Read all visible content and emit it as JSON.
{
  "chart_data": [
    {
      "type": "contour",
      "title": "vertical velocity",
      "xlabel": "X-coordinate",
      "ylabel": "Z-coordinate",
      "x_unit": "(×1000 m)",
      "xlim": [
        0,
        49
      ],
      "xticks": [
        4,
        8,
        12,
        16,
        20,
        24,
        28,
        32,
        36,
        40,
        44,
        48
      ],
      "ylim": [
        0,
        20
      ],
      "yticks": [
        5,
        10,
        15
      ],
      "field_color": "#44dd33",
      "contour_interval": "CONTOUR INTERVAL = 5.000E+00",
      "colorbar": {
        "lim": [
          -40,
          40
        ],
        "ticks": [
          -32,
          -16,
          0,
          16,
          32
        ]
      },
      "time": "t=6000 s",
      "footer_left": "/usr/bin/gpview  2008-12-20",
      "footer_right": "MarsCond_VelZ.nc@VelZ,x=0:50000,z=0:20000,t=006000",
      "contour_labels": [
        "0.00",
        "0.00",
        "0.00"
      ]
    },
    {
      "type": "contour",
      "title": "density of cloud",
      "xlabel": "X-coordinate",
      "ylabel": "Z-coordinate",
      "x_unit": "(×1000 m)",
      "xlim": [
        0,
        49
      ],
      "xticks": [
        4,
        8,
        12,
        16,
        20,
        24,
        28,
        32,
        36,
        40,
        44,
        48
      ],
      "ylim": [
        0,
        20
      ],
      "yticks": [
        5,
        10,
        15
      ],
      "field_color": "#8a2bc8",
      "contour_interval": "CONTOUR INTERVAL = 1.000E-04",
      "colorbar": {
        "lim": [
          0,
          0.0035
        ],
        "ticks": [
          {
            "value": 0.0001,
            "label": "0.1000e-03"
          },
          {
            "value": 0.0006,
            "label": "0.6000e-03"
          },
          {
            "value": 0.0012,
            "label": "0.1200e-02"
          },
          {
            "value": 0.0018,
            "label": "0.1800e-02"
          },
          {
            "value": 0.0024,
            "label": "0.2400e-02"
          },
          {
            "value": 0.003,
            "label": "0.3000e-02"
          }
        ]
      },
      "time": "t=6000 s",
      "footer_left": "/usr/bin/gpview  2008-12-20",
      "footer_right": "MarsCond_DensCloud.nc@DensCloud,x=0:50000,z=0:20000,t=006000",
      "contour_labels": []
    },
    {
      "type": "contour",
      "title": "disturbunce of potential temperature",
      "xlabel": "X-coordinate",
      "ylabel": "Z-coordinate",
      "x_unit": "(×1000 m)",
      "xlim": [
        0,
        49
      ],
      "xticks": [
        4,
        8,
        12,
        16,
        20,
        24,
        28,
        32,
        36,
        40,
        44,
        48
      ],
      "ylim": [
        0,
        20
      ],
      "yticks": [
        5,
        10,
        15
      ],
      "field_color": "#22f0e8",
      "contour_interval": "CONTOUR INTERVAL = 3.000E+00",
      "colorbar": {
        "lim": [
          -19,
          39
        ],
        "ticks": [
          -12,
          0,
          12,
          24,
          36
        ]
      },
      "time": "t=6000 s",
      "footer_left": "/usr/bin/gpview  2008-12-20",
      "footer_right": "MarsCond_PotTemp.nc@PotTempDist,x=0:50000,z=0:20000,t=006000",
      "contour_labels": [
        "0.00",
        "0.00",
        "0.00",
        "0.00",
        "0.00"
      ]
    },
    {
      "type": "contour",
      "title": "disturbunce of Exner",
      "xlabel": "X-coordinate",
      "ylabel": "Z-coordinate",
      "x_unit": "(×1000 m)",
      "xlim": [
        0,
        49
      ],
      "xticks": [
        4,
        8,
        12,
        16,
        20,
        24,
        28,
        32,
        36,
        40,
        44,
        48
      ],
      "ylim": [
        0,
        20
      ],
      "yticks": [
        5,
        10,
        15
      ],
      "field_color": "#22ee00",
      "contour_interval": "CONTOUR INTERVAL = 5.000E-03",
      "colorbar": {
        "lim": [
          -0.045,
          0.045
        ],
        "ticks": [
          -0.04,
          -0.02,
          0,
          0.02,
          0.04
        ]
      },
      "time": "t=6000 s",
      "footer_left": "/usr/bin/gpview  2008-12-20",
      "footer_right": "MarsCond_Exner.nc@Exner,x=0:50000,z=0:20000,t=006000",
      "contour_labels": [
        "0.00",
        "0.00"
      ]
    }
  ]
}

■ ■ ■ ■

EXERCISE INSTRUCTIONS:
Return the whole listing exactly, with every line included.

ANSWER IN FULL:
Read all visible content and emit it as JSON.
{
  "chart_data": [
    {
      "type": "contour",
      "title": "vertical velocity",
      "xlabel": "X-coordinate",
      "ylabel": "Z-coordinate",
      "x_unit": "(×1000 m)",
      "xlim": [
        0,
        49
      ],
      "xticks": [
        4,
        8,
        12,
        16,
        20,
        24,
        28,
        32,
        36,
        40,
        44,
        48
      ],
      "ylim": [
        0,
        20
      ],
      "yticks": [
        5,
        10,
        15
      ],
      "field_color": "#44dd33",
      "contour_interval": "CONTOUR INTERVAL = 5.000E+00",
      "colorbar": {
        "lim": [
          -40,
          40
        ],
        "ticks": [
          -32,
          -16,
          0,
          16,
          32
        ]
      },
      "time": "t=6000 s",
      "footer_left": "/usr/bin/gpview  2008-12-20",
      "footer_right": "MarsCond_VelZ.nc@VelZ,x=0:50000,z=0:20000,t=006000",
      "contour_labels": [
        "0.00",
        "0.00",
        "0.00"
      ]
    },
    {
      "type": "contour",
      "title": "density of cloud",
      "xlabel": "X-coordinate",
      "ylabel": "Z-coordinate",
      "x_unit": "(×1000 m)",
      "xlim": [
        0,
        49
      ],
      "xticks": [
        4,
        8,
        12,
        16,
        20,
        24,
        28,
        32,
        36,
        40,
        44,
        48
      ],
      "ylim": [
        0,
        20
      ],
      "yticks": [
        5,
        10,
        15
      ],
      "field_color": "#8a2bc8",
      "contour_interval": "CONTOUR INTERVAL = 1.000E-04",
      "colorbar": {
        "lim": [
          0,
          0.0035
        ],
        "ticks": [
          {
            "value": 0.0001,
            "label": "0.1000e-03"
          },
          {
            "value": 0.0006,
            "label": "0.6000e-03"
          },
          {
            "value": 0.0012,
            "label": "0.1200e-02"
          },
          {
            "value": 0.0018,
            "label": "0.1800e-02"
          },
          {
            "value": 0.0024,
            "label": "0.2400e-02"
          },
          {
            "value": 0.003,
            "label": "0.3000e-02"
          }
        ]
      },
      "time": "t=6000 s",
      "footer_left": "/usr/bin/gpview  2008-12-20",
      "footer_right": "MarsCond_DensCloud.nc@DensCloud,x=0:50000,z=0:20000,t=006000",
      "contour_labels": []
    },
    {
      "type": "contour",
      "title": "disturbunce of potential temperature",
      "xlabel": "X-coordinate",
      "ylabel": "Z-coordinate",
      "x_unit": "(×1000 m)",
      "xlim": [
        0,
        49
      ],
      "xticks": [
        4,
        8,
        12,
        16,
        20,
        24,
        28,
        32,
        36,
        40,
        44,
        48
      ],
      "ylim": [
        0,
        20
      ],
      "yticks": [
        5,
        10,
        15
      ],
      "field_color": "#22f0e8",
      "contour_interval": "CONTOUR INTERVAL = 3.000E+00",
      "colorbar": {
        "lim": [
          -19,
          39
        ],
        "ticks": [
          -12,
          0,
          12,
          24,
          36
        ]
      },
      "time": "t=6000 s",
      "footer_left": "/usr/bin/gpview  2008-12-20",
      "footer_right": "MarsCond_PotTemp.nc@PotTempDist,x=0:50000,z=0:20000,t=006000",
      "contour_labels": [
        "0.00",
        "0.00",
        "0.00",
        "0.00",
        "0.00"
      ]
    },
    {
      "type": "contour",
      "title": "disturbunce of Exner",
      "xlabel": "X-coordinate",
      "ylabel": "Z-coordinate",
      "x_unit": "(×1000 m)",
      "xlim": [
        0,
        49
      ],
      "xticks": [
        4,
        8,
        12,
        16,
        20,
        24,
        28,
        32,
        36,
        40,
        44,
        48
      ],
      "ylim": [
        0,
        20
      ],
      "yticks": [
        5,
        10,
        15
      ],
      "field_color": "#22ee00",
      "contour_interval": "CONTOUR INTERVAL = 5.000E-03",
      "colorbar": {
        "lim": [
          -0.045,
          0.045
        ],
        "ticks": [
          -0.04,
          -0.02,
          0,
          0.02,
          0.04
        ]
      },
      "time": "t=6000 s",
      "footer_left": "/usr/bin/gpview  2008-12-20",
      "footer_right": "MarsCond_Exner.nc@Exner,x=0:50000,z=0:20000,t=006000",
      "contour_labels": [
        "0.00",
        "0.00"
      ]
    }
  ]
}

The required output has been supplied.